** Written task **
Read the records below. Copy each line where the string "intensity" occurs.
______
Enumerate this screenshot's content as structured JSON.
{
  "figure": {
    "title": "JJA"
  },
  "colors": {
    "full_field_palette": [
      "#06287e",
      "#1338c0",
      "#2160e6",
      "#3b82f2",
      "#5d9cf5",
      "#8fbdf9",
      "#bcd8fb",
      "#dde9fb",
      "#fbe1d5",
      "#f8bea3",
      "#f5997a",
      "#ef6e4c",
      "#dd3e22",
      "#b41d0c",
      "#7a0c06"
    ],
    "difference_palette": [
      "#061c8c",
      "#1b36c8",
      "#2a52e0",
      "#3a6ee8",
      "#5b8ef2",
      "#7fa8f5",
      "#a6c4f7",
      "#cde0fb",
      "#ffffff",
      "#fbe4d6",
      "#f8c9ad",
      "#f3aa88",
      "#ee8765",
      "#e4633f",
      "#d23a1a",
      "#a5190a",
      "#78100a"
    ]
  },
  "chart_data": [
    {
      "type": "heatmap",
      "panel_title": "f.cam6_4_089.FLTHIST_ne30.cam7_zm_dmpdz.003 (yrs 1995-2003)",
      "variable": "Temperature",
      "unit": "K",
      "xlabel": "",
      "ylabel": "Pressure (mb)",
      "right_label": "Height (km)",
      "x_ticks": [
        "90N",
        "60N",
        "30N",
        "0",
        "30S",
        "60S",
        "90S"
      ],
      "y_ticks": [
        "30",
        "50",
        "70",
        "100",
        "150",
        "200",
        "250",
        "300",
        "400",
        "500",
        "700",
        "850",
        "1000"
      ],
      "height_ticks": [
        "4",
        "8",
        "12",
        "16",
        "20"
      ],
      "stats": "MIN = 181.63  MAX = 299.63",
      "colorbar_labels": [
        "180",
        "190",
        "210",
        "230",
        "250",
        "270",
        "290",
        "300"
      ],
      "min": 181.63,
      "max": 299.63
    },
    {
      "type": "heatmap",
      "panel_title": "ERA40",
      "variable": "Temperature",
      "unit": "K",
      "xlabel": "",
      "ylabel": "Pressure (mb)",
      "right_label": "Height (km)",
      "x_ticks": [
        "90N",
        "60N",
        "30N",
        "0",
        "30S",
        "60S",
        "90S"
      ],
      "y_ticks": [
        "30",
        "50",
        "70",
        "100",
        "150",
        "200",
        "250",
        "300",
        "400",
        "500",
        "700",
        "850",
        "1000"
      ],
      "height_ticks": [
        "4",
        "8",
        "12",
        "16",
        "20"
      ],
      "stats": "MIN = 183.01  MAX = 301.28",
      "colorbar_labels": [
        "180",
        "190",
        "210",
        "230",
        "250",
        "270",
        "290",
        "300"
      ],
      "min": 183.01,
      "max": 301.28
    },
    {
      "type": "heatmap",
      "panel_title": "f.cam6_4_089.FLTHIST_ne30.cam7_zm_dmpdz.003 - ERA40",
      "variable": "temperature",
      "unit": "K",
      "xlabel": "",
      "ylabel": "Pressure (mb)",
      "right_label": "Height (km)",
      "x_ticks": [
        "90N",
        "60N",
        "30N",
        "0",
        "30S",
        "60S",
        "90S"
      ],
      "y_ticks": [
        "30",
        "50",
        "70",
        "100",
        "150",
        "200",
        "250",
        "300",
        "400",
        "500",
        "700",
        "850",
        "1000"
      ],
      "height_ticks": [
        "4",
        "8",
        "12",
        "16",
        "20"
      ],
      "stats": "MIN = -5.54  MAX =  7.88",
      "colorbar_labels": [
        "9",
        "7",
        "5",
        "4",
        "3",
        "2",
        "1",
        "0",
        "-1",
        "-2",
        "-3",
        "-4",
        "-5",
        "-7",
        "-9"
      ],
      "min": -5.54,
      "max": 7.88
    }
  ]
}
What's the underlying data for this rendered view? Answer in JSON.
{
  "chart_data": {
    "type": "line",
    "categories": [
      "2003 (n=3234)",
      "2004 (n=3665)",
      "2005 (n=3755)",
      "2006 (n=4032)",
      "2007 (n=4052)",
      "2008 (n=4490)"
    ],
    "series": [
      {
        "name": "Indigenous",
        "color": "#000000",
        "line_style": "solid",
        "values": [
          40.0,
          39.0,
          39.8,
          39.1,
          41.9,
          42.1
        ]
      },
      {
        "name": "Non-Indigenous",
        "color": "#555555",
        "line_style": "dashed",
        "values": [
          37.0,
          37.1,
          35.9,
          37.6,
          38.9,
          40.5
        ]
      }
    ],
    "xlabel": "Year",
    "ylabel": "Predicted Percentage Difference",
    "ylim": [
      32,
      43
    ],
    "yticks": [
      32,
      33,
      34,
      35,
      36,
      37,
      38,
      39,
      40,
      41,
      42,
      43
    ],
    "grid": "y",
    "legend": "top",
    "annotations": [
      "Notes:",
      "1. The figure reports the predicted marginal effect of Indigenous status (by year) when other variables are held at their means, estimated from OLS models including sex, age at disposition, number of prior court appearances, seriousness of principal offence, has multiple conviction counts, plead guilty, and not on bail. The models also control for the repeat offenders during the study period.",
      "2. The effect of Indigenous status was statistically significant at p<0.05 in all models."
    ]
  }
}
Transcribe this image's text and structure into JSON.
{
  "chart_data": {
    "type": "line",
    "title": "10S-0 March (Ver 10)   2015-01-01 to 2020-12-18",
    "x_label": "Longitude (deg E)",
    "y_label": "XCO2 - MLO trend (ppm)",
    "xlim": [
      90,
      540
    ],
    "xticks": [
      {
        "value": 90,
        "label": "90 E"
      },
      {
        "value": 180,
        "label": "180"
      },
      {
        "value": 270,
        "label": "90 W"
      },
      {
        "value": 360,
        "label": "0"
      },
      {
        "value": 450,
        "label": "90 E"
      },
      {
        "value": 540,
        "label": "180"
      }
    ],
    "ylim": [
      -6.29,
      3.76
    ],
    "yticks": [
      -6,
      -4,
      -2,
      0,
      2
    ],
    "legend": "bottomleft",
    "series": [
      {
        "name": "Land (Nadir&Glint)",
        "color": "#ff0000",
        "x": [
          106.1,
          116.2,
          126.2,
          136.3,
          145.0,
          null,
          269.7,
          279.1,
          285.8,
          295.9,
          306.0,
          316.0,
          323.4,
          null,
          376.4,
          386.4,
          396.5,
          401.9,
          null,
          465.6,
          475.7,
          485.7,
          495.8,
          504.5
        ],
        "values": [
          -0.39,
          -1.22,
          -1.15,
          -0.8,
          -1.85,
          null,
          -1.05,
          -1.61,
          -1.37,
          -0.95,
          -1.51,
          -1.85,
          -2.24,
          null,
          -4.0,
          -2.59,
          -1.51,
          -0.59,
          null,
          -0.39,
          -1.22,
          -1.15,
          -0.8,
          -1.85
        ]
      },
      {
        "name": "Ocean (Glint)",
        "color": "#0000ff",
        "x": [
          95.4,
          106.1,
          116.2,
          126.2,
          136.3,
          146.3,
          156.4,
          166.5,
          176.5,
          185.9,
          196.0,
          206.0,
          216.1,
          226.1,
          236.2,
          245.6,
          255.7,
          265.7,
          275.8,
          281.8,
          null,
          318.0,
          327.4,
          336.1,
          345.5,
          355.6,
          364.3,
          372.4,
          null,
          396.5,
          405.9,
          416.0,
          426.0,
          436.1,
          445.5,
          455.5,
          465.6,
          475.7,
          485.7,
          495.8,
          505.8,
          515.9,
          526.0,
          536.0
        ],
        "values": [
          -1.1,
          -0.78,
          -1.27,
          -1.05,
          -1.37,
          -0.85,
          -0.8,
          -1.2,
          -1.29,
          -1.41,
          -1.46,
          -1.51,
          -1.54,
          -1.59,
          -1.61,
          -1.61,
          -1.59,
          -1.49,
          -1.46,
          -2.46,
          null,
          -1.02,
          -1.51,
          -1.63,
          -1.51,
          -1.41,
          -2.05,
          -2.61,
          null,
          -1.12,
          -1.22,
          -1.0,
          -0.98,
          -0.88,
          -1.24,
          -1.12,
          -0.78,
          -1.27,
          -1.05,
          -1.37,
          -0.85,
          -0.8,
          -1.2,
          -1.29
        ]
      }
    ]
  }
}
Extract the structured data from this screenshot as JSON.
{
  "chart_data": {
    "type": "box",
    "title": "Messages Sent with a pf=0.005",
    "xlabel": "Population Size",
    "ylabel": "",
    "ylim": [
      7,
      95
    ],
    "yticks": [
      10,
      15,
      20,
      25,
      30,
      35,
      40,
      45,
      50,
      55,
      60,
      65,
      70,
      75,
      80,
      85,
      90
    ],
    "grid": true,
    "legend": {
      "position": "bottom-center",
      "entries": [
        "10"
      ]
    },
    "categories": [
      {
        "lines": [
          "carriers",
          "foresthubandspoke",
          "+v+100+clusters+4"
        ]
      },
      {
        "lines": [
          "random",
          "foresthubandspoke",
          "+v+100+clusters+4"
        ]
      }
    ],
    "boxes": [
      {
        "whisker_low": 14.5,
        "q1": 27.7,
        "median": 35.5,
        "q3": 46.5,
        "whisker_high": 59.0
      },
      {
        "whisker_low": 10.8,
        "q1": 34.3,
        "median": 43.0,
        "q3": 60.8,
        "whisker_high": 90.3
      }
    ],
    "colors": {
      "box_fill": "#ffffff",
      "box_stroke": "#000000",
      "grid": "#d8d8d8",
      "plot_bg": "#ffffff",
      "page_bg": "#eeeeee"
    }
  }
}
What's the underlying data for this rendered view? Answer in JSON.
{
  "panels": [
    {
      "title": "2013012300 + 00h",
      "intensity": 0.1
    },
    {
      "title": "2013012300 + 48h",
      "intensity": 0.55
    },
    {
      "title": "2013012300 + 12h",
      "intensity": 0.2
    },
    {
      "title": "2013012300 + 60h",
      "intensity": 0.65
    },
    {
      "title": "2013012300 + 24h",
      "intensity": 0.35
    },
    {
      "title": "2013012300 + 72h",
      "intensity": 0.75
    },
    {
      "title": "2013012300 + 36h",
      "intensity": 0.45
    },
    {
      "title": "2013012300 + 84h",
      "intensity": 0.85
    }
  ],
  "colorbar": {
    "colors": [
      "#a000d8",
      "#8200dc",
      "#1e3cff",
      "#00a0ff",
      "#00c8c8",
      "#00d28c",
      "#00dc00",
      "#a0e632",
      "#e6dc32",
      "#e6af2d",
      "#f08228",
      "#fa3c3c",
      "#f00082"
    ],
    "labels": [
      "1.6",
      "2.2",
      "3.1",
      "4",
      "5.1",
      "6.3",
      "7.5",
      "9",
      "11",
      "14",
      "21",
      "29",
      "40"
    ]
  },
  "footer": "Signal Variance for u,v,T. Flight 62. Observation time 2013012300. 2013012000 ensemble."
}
______
** Task output **
      "intensity": 0.1
      "intensity": 0.55
      "intensity": 0.2
      "intensity": 0.65
      "intensity": 0.35
      "intensity": 0.75
      "intensity": 0.45
      "intensity": 0.85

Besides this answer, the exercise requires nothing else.